◆ **Requirements**
Copy out the records in full, word for word, without pictures.

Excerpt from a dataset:
--- begin ---
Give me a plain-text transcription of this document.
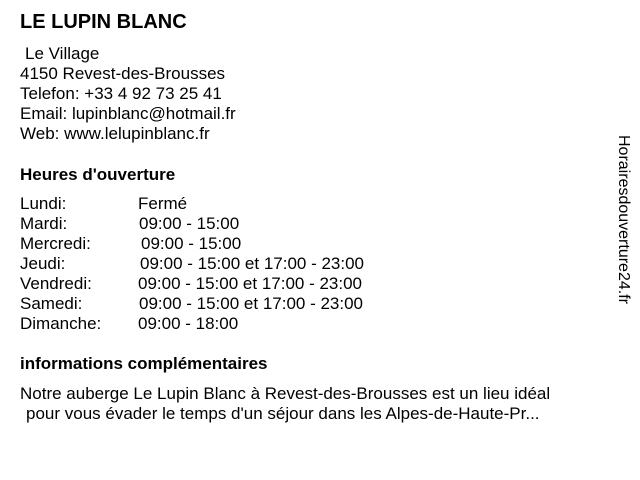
LE LUPIN BLANC
Le Village
4150 Revest-des-Brousses
Telefon: +33 4 92 73 25 41
Email: lupinblanc@hotmail.fr
Web: www.lelupinblanc.fr
Heures d'ouverture
Lundi:	Fermé
Mardi:	09:00 - 15:00
Mercredi:	09:00 - 15:00
Jeudi:	09:00 - 15:00 et 17:00 - 23:00
Vendredi:	09:00 - 15:00 et 17:00 - 23:00
Samedi:	09:00 - 15:00 et 17:00 - 23:00
Dimanche: 09:00 - 18:00
informations complémentaires
Notre auberge Le Lupin Blanc à Revest-des-Brousses est un lieu idéal
pour vous évader le temps d'un séjour dans les Alpes-de-Haute-Pr...
Horairesdouverture24.fr
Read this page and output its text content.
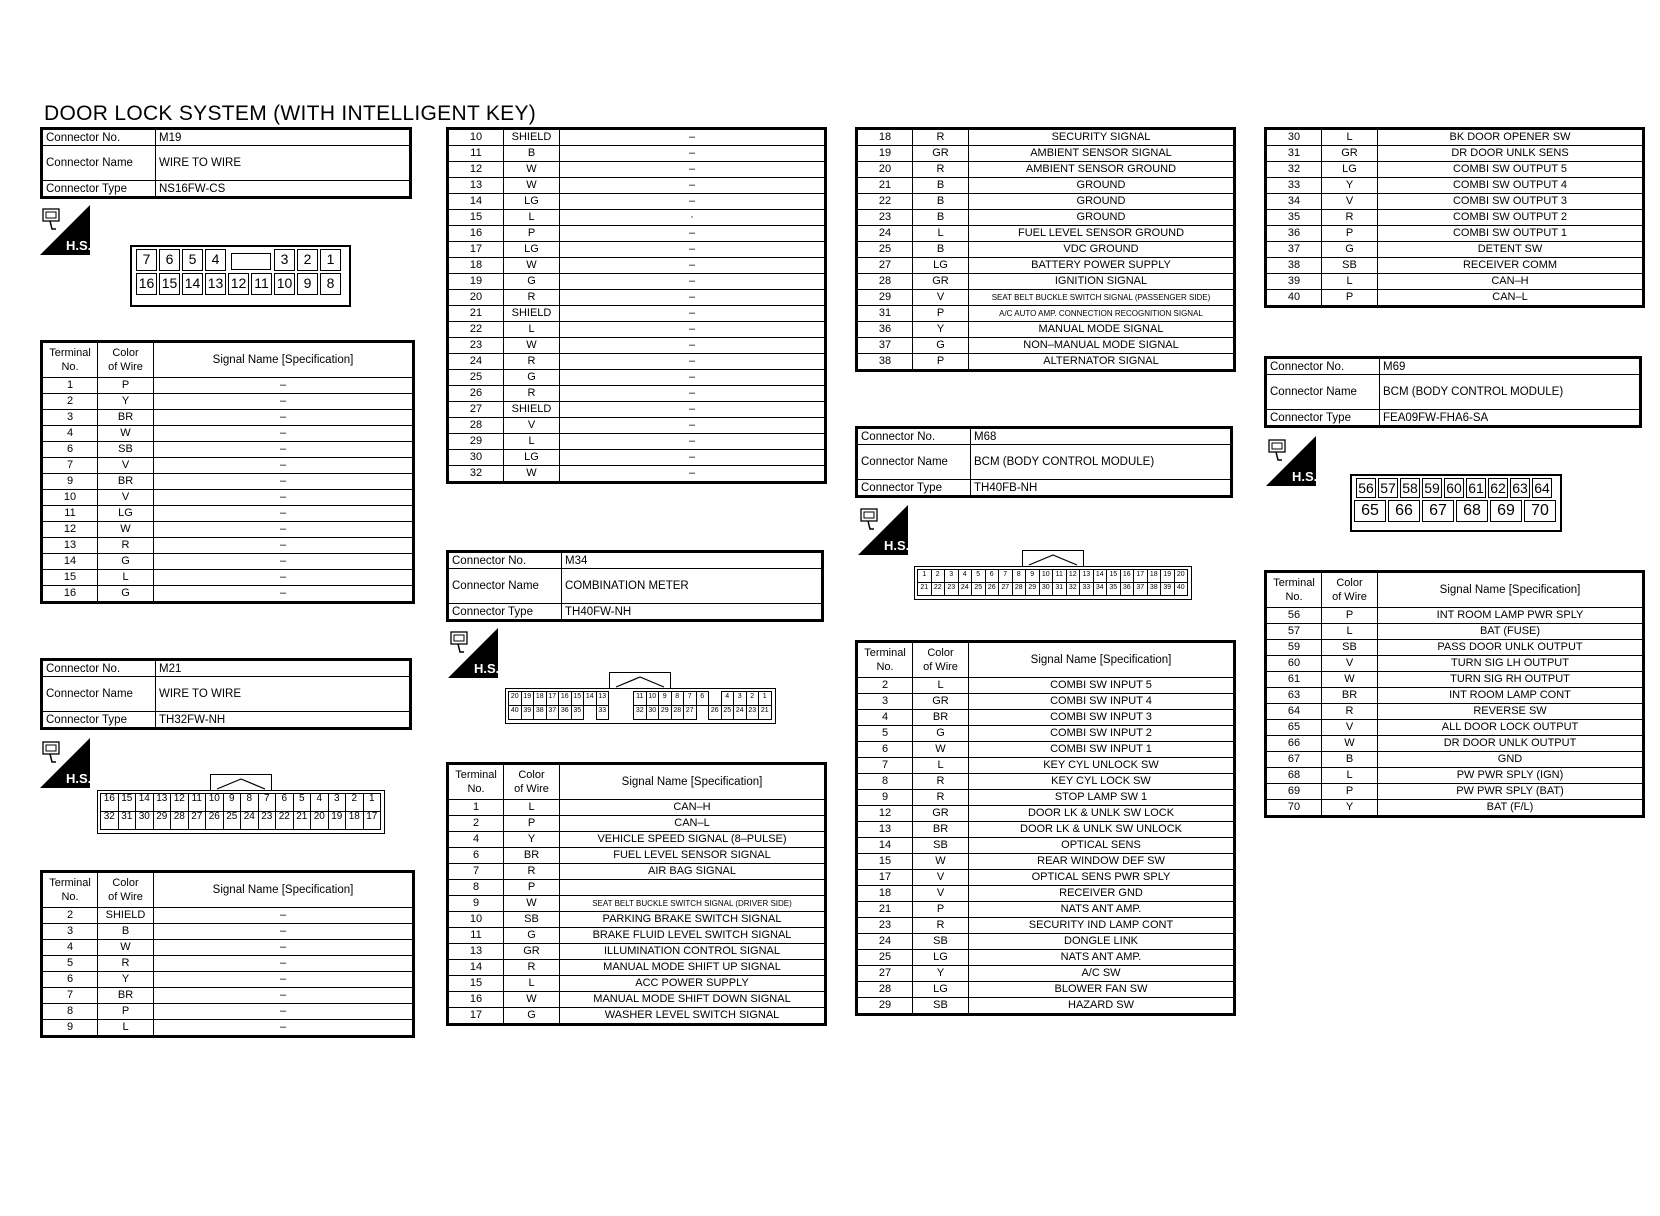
DOOR LOCK SYSTEM (WITH INTELLIGENT KEY)
Connector No.	M19
Connector Name	WIRE TO WIRE
Connector Type	NS16FW-CS
H.S.
7	6	5	4	3	2	1
16 15 14 13 12 11 10 9	8
Terminal
No.	Color
of Wire	Signal Name [Specification]
1	P	–
2	Y	–
3	BR	–
4	W	–
6	SB	–
7	V	–
9	BR	–
10	V	–
11	LG	–
12	W	–
13	R	–
14	G	–
15	L	–
16	G	–
Connector No.	M21
Connector Name	WIRE TO WIRE
Connector Type	TH32FW-NH
H.S.
16 15 14 13 12 11 10 9	8	7	6	5	4	3	2	1
32 31 30 29 28 27 26 25 24 23 22 21 20 19 18 17
Terminal
No.	Color
of Wire	Signal Name [Specification]
2	SHIELD	–
3	B	–
4	W	–
5	R	–
6	Y	–
7	BR	–
8	P	–
9	L	–
10	SHIELD	–
11	B	–
12	W	–
13	W	–
14	LG	–
15	L	·
16	P	–
17	LG	–
18	W	–
19	G	–
20	R	–
21	SHIELD	–
22	L	–
23	W	–
24	R	–
25	G	–
26	R	–
27	SHIELD	–
28	V	–
29	L	–
30	LG	–
32	W	–
Connector No.	M34
Connector Name	COMBINATION METER
Connector Type	TH40FW-NH
H.S.
20 19 18 17 16 15 14 13	11 10 9	8	7	6	4	3	2	1
40 39 38 37 36 35	33	32 30 29 28 27	26 25 24 23 21
Terminal
No.	Color
of Wire	Signal Name [Specification]
1	L	CAN–H
2	P	CAN–L
4	Y	VEHICLE SPEED SIGNAL (8–PULSE)
6	BR	FUEL LEVEL SENSOR SIGNAL
7	R	AIR BAG SIGNAL
8	P	
9	W	SEAT BELT BUCKLE SWITCH SIGNAL (DRIVER SIDE)
10	SB	PARKING BRAKE SWITCH SIGNAL
11	G	BRAKE FLUID LEVEL SWITCH SIGNAL
13	GR	ILLUMINATION CONTROL SIGNAL
14	R	MANUAL MODE SHIFT UP SIGNAL
15	L	ACC POWER SUPPLY
16	W	MANUAL MODE SHIFT DOWN SIGNAL
17	G	WASHER LEVEL SWITCH SIGNAL
18	R	SECURITY SIGNAL
19	GR	AMBIENT SENSOR SIGNAL
20	R	AMBIENT SENSOR GROUND
21	B	GROUND
22	B	GROUND
23	B	GROUND
24	L	FUEL LEVEL SENSOR GROUND
25	B	VDC GROUND
27	LG	BATTERY POWER SUPPLY
28	GR	IGNITION SIGNAL
29	V	SEAT BELT BUCKLE SWITCH SIGNAL (PASSENGER SIDE)
31	P	A/C AUTO AMP. CONNECTION RECOGNITION SIGNAL
36	Y	MANUAL MODE SIGNAL
37	G	NON–MANUAL MODE SIGNAL
38	P	ALTERNATOR SIGNAL
Connector No.	M68
Connector Name	BCM (BODY CONTROL MODULE)
Connector Type	TH40FB-NH
H.S.
1	2	3	4	5	6	7	8	9	10 11 12 13 14 15 16 17 18 19 20
21 22 23 24 25 26 27 28 29 30 31 32 33 34 35 36 37 38 39 40
Terminal
No.	Color
of Wire	Signal Name [Specification]
2	L	COMBI SW INPUT 5
3	GR	COMBI SW INPUT 4
4	BR	COMBI SW INPUT 3
5	G	COMBI SW INPUT 2
6	W	COMBI SW INPUT 1
7	L	KEY CYL UNLOCK SW
8	R	KEY CYL LOCK SW
9	R	STOP LAMP SW 1
12	GR	DOOR LK & UNLK SW LOCK
13	BR	DOOR LK & UNLK SW UNLOCK
14	SB	OPTICAL SENS
15	W	REAR WINDOW DEF SW
17	V	OPTICAL SENS PWR SPLY
18	V	RECEIVER GND
21	P	NATS ANT AMP.
23	R	SECURITY IND LAMP CONT
24	SB	DONGLE LINK
25	LG	NATS ANT AMP.
27	Y	A/C SW
28	LG	BLOWER FAN SW
29	SB	HAZARD SW
30	L	BK DOOR OPENER SW
31	GR	DR DOOR UNLK SENS
32	LG	COMBI SW OUTPUT 5
33	Y	COMBI SW OUTPUT 4
34	V	COMBI SW OUTPUT 3
35	R	COMBI SW OUTPUT 2
36	P	COMBI SW OUTPUT 1
37	G	DETENT SW
38	SB	RECEIVER COMM
39	L	CAN–H
40	P	CAN–L
Connector No.	M69
Connector Name	BCM (BODY CONTROL MODULE)
Connector Type	FEA09FW-FHA6-SA
H.S.
56 57 58 59 60 61 62 63 64
65	66	67	68	69	70
Terminal
No.	Color
of Wire	Signal Name [Specification]
56	P	INT ROOM LAMP PWR SPLY
57	L	BAT (FUSE)
59	SB	PASS DOOR UNLK OUTPUT
60	V	TURN SIG LH OUTPUT
61	W	TURN SIG RH OUTPUT
63	BR	INT ROOM LAMP CONT
64	R	REVERSE SW
65	V	ALL DOOR LOCK OUTPUT
66	W	DR DOOR UNLK OUTPUT
67	B	GND
68	L	PW PWR SPLY (IGN)
69	P	PW PWR SPLY (BAT)
70	Y	BAT (F/L)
--- end ---
◆ **Answer to the task**
Give me a plain-text transcription of this document.
LE LUPIN BLANC
Le Village
4150 Revest-des-Brousses
Telefon: +33 4 92 73 25 41
Email: lupinblanc@hotmail.fr
Web: www.lelupinblanc.fr
Heures d'ouverture
Lundi:	Fermé
Mardi:	09:00 - 15:00
Mercredi:	09:00 - 15:00
Jeudi:	09:00 - 15:00 et 17:00 - 23:00
Vendredi:	09:00 - 15:00 et 17:00 - 23:00
Samedi:	09:00 - 15:00 et 17:00 - 23:00
Dimanche: 09:00 - 18:00
informations complémentaires
Notre auberge Le Lupin Blanc à Revest-des-Brousses est un lieu idéal
pour vous évader le temps d'un séjour dans les Alpes-de-Haute-Pr...
Horairesdouverture24.fr
Read this page and output its text content.
DOOR LOCK SYSTEM (WITH INTELLIGENT KEY)
Connector No.	M19
Connector Name	WIRE TO WIRE
Connector Type	NS16FW-CS
H.S.
7	6	5	4	3	2	1
16 15 14 13 12 11 10 9	8
Terminal
No.	Color
of Wire	Signal Name [Specification]
1	P	–
2	Y	–
3	BR	–
4	W	–
6	SB	–
7	V	–
9	BR	–
10	V	–
11	LG	–
12	W	–
13	R	–
14	G	–
15	L	–
16	G	–
Connector No.	M21
Connector Name	WIRE TO WIRE
Connector Type	TH32FW-NH
H.S.
16 15 14 13 12 11 10 9	8	7	6	5	4	3	2	1
32 31 30 29 28 27 26 25 24 23 22 21 20 19 18 17
Terminal
No.	Color
of Wire	Signal Name [Specification]
2	SHIELD	–
3	B	–
4	W	–
5	R	–
6	Y	–
7	BR	–
8	P	–
9	L	–
10	SHIELD	–
11	B	–
12	W	–
13	W	–
14	LG	–
15	L	·
16	P	–
17	LG	–
18	W	–
19	G	–
20	R	–
21	SHIELD	–
22	L	–
23	W	–
24	R	–
25	G	–
26	R	–
27	SHIELD	–
28	V	–
29	L	–
30	LG	–
32	W	–
Connector No.	M34
Connector Name	COMBINATION METER
Connector Type	TH40FW-NH
H.S.
20 19 18 17 16 15 14 13	11 10 9	8	7	6	4	3	2	1
40 39 38 37 36 35	33	32 30 29 28 27	26 25 24 23 21
Terminal
No.	Color
of Wire	Signal Name [Specification]
1	L	CAN–H
2	P	CAN–L
4	Y	VEHICLE SPEED SIGNAL (8–PULSE)
6	BR	FUEL LEVEL SENSOR SIGNAL
7	R	AIR BAG SIGNAL
8	P	
9	W	SEAT BELT BUCKLE SWITCH SIGNAL (DRIVER SIDE)
10	SB	PARKING BRAKE SWITCH SIGNAL
11	G	BRAKE FLUID LEVEL SWITCH SIGNAL
13	GR	ILLUMINATION CONTROL SIGNAL
14	R	MANUAL MODE SHIFT UP SIGNAL
15	L	ACC POWER SUPPLY
16	W	MANUAL MODE SHIFT DOWN SIGNAL
17	G	WASHER LEVEL SWITCH SIGNAL
18	R	SECURITY SIGNAL
19	GR	AMBIENT SENSOR SIGNAL
20	R	AMBIENT SENSOR GROUND
21	B	GROUND
22	B	GROUND
23	B	GROUND
24	L	FUEL LEVEL SENSOR GROUND
25	B	VDC GROUND
27	LG	BATTERY POWER SUPPLY
28	GR	IGNITION SIGNAL
29	V	SEAT BELT BUCKLE SWITCH SIGNAL (PASSENGER SIDE)
31	P	A/C AUTO AMP. CONNECTION RECOGNITION SIGNAL
36	Y	MANUAL MODE SIGNAL
37	G	NON–MANUAL MODE SIGNAL
38	P	ALTERNATOR SIGNAL
Connector No.	M68
Connector Name	BCM (BODY CONTROL MODULE)
Connector Type	TH40FB-NH
H.S.
1	2	3	4	5	6	7	8	9	10 11 12 13 14 15 16 17 18 19 20
21 22 23 24 25 26 27 28 29 30 31 32 33 34 35 36 37 38 39 40
Terminal
No.	Color
of Wire	Signal Name [Specification]
2	L	COMBI SW INPUT 5
3	GR	COMBI SW INPUT 4
4	BR	COMBI SW INPUT 3
5	G	COMBI SW INPUT 2
6	W	COMBI SW INPUT 1
7	L	KEY CYL UNLOCK SW
8	R	KEY CYL LOCK SW
9	R	STOP LAMP SW 1
12	GR	DOOR LK & UNLK SW LOCK
13	BR	DOOR LK & UNLK SW UNLOCK
14	SB	OPTICAL SENS
15	W	REAR WINDOW DEF SW
17	V	OPTICAL SENS PWR SPLY
18	V	RECEIVER GND
21	P	NATS ANT AMP.
23	R	SECURITY IND LAMP CONT
24	SB	DONGLE LINK
25	LG	NATS ANT AMP.
27	Y	A/C SW
28	LG	BLOWER FAN SW
29	SB	HAZARD SW
30	L	BK DOOR OPENER SW
31	GR	DR DOOR UNLK SENS
32	LG	COMBI SW OUTPUT 5
33	Y	COMBI SW OUTPUT 4
34	V	COMBI SW OUTPUT 3
35	R	COMBI SW OUTPUT 2
36	P	COMBI SW OUTPUT 1
37	G	DETENT SW
38	SB	RECEIVER COMM
39	L	CAN–H
40	P	CAN–L
Connector No.	M69
Connector Name	BCM (BODY CONTROL MODULE)
Connector Type	FEA09FW-FHA6-SA
H.S.
56 57 58 59 60 61 62 63 64
65	66	67	68	69	70
Terminal
No.	Color
of Wire	Signal Name [Specification]
56	P	INT ROOM LAMP PWR SPLY
57	L	BAT (FUSE)
59	SB	PASS DOOR UNLK OUTPUT
60	V	TURN SIG LH OUTPUT
61	W	TURN SIG RH OUTPUT
63	BR	INT ROOM LAMP CONT
64	R	REVERSE SW
65	V	ALL DOOR LOCK OUTPUT
66	W	DR DOOR UNLK OUTPUT
67	B	GND
68	L	PW PWR SPLY (IGN)
69	P	PW PWR SPLY (BAT)
70	Y	BAT (F/L)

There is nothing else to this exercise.